Records contained in a dataset
++++++++
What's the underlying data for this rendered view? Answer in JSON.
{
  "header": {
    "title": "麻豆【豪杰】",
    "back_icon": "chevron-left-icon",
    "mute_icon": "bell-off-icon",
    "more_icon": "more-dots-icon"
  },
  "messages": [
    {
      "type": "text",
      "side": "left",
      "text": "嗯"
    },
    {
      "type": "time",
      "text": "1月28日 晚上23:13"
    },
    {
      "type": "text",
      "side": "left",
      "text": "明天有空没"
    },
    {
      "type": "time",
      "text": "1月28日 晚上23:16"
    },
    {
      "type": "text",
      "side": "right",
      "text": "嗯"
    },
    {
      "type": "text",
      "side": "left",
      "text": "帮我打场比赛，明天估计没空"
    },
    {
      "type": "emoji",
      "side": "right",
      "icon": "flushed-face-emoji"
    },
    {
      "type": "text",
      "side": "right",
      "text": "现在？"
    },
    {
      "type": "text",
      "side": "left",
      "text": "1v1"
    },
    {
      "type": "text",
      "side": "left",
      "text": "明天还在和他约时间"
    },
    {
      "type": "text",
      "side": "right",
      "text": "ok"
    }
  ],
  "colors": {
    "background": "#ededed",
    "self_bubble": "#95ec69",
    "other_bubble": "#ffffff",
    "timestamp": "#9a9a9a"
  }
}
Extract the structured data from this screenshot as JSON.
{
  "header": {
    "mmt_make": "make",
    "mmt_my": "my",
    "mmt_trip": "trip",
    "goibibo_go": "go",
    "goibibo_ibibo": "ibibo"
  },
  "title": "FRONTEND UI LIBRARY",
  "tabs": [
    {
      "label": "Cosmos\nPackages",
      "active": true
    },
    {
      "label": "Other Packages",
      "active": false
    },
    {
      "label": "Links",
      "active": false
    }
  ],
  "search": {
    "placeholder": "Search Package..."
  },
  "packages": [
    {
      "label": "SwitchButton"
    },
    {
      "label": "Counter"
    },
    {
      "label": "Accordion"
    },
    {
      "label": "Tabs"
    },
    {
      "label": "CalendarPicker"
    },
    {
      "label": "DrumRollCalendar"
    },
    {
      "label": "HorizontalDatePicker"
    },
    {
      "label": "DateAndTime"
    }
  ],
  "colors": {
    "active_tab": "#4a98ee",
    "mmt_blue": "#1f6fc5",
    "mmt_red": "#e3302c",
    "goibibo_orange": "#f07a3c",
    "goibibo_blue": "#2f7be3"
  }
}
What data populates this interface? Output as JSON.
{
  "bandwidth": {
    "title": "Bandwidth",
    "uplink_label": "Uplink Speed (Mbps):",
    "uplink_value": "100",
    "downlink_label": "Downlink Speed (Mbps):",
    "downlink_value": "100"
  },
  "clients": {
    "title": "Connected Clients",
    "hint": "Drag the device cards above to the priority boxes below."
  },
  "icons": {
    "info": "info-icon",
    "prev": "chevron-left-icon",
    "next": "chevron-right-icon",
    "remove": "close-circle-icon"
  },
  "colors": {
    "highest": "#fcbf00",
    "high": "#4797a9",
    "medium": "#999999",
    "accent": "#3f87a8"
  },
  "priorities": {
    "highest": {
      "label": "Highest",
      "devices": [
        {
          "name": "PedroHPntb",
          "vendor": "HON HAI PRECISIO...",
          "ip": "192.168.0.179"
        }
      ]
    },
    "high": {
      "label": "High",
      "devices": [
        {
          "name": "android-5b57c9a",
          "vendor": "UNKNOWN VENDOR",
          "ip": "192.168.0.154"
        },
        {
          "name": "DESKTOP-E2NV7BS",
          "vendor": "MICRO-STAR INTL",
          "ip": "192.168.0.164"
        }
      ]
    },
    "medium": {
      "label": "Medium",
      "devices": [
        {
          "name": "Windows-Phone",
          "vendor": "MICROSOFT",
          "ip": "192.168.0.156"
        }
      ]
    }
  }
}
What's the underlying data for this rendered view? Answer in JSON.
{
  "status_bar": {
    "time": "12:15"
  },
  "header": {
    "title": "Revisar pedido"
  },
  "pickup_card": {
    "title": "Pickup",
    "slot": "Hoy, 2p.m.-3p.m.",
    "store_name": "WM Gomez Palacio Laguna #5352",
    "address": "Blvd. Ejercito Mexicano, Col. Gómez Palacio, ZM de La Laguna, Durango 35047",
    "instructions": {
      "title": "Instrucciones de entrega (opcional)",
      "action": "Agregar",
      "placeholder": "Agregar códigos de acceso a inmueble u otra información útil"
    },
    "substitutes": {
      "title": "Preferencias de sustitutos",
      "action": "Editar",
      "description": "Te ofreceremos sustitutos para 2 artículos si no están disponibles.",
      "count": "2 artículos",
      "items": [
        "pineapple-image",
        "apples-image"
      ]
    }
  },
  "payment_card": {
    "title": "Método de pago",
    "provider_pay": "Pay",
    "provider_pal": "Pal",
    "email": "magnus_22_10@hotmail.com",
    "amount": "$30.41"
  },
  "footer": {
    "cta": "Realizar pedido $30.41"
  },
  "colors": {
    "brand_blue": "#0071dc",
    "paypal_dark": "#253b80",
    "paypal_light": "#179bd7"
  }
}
++++++++
* Exercise goal
Every line of the data above should be reproduced word for word.

* Solution for this task
What's the underlying data for this rendered view? Answer in JSON.
{
  "header": {
    "title": "麻豆【豪杰】",
    "back_icon": "chevron-left-icon",
    "mute_icon": "bell-off-icon",
    "more_icon": "more-dots-icon"
  },
  "messages": [
    {
      "type": "text",
      "side": "left",
      "text": "嗯"
    },
    {
      "type": "time",
      "text": "1月28日 晚上23:13"
    },
    {
      "type": "text",
      "side": "left",
      "text": "明天有空没"
    },
    {
      "type": "time",
      "text": "1月28日 晚上23:16"
    },
    {
      "type": "text",
      "side": "right",
      "text": "嗯"
    },
    {
      "type": "text",
      "side": "left",
      "text": "帮我打场比赛，明天估计没空"
    },
    {
      "type": "emoji",
      "side": "right",
      "icon": "flushed-face-emoji"
    },
    {
      "type": "text",
      "side": "right",
      "text": "现在？"
    },
    {
      "type": "text",
      "side": "left",
      "text": "1v1"
    },
    {
      "type": "text",
      "side": "left",
      "text": "明天还在和他约时间"
    },
    {
      "type": "text",
      "side": "right",
      "text": "ok"
    }
  ],
  "colors": {
    "background": "#ededed",
    "self_bubble": "#95ec69",
    "other_bubble": "#ffffff",
    "timestamp": "#9a9a9a"
  }
}
Extract the structured data from this screenshot as JSON.
{
  "header": {
    "mmt_make": "make",
    "mmt_my": "my",
    "mmt_trip": "trip",
    "goibibo_go": "go",
    "goibibo_ibibo": "ibibo"
  },
  "title": "FRONTEND UI LIBRARY",
  "tabs": [
    {
      "label": "Cosmos\nPackages",
      "active": true
    },
    {
      "label": "Other Packages",
      "active": false
    },
    {
      "label": "Links",
      "active": false
    }
  ],
  "search": {
    "placeholder": "Search Package..."
  },
  "packages": [
    {
      "label": "SwitchButton"
    },
    {
      "label": "Counter"
    },
    {
      "label": "Accordion"
    },
    {
      "label": "Tabs"
    },
    {
      "label": "CalendarPicker"
    },
    {
      "label": "DrumRollCalendar"
    },
    {
      "label": "HorizontalDatePicker"
    },
    {
      "label": "DateAndTime"
    }
  ],
  "colors": {
    "active_tab": "#4a98ee",
    "mmt_blue": "#1f6fc5",
    "mmt_red": "#e3302c",
    "goibibo_orange": "#f07a3c",
    "goibibo_blue": "#2f7be3"
  }
}
What data populates this interface? Output as JSON.
{
  "bandwidth": {
    "title": "Bandwidth",
    "uplink_label": "Uplink Speed (Mbps):",
    "uplink_value": "100",
    "downlink_label": "Downlink Speed (Mbps):",
    "downlink_value": "100"
  },
  "clients": {
    "title": "Connected Clients",
    "hint": "Drag the device cards above to the priority boxes below."
  },
  "icons": {
    "info": "info-icon",
    "prev": "chevron-left-icon",
    "next": "chevron-right-icon",
    "remove": "close-circle-icon"
  },
  "colors": {
    "highest": "#fcbf00",
    "high": "#4797a9",
    "medium": "#999999",
    "accent": "#3f87a8"
  },
  "priorities": {
    "highest": {
      "label": "Highest",
      "devices": [
        {
          "name": "PedroHPntb",
          "vendor": "HON HAI PRECISIO...",
          "ip": "192.168.0.179"
        }
      ]
    },
    "high": {
      "label": "High",
      "devices": [
        {
          "name": "android-5b57c9a",
          "vendor": "UNKNOWN VENDOR",
          "ip": "192.168.0.154"
        },
        {
          "name": "DESKTOP-E2NV7BS",
          "vendor": "MICRO-STAR INTL",
          "ip": "192.168.0.164"
        }
      ]
    },
    "medium": {
      "label": "Medium",
      "devices": [
        {
          "name": "Windows-Phone",
          "vendor": "MICROSOFT",
          "ip": "192.168.0.156"
        }
      ]
    }
  }
}
What's the underlying data for this rendered view? Answer in JSON.
{
  "status_bar": {
    "time": "12:15"
  },
  "header": {
    "title": "Revisar pedido"
  },
  "pickup_card": {
    "title": "Pickup",
    "slot": "Hoy, 2p.m.-3p.m.",
    "store_name": "WM Gomez Palacio Laguna #5352",
    "address": "Blvd. Ejercito Mexicano, Col. Gómez Palacio, ZM de La Laguna, Durango 35047",
    "instructions": {
      "title": "Instrucciones de entrega (opcional)",
      "action": "Agregar",
      "placeholder": "Agregar códigos de acceso a inmueble u otra información útil"
    },
    "substitutes": {
      "title": "Preferencias de sustitutos",
      "action": "Editar",
      "description": "Te ofreceremos sustitutos para 2 artículos si no están disponibles.",
      "count": "2 artículos",
      "items": [
        "pineapple-image",
        "apples-image"
      ]
    }
  },
  "payment_card": {
    "title": "Método de pago",
    "provider_pay": "Pay",
    "provider_pal": "Pal",
    "email": "magnus_22_10@hotmail.com",
    "amount": "$30.41"
  },
  "footer": {
    "cta": "Realizar pedido $30.41"
  },
  "colors": {
    "brand_blue": "#0071dc",
    "paypal_dark": "#253b80",
    "paypal_light": "#179bd7"
  }
}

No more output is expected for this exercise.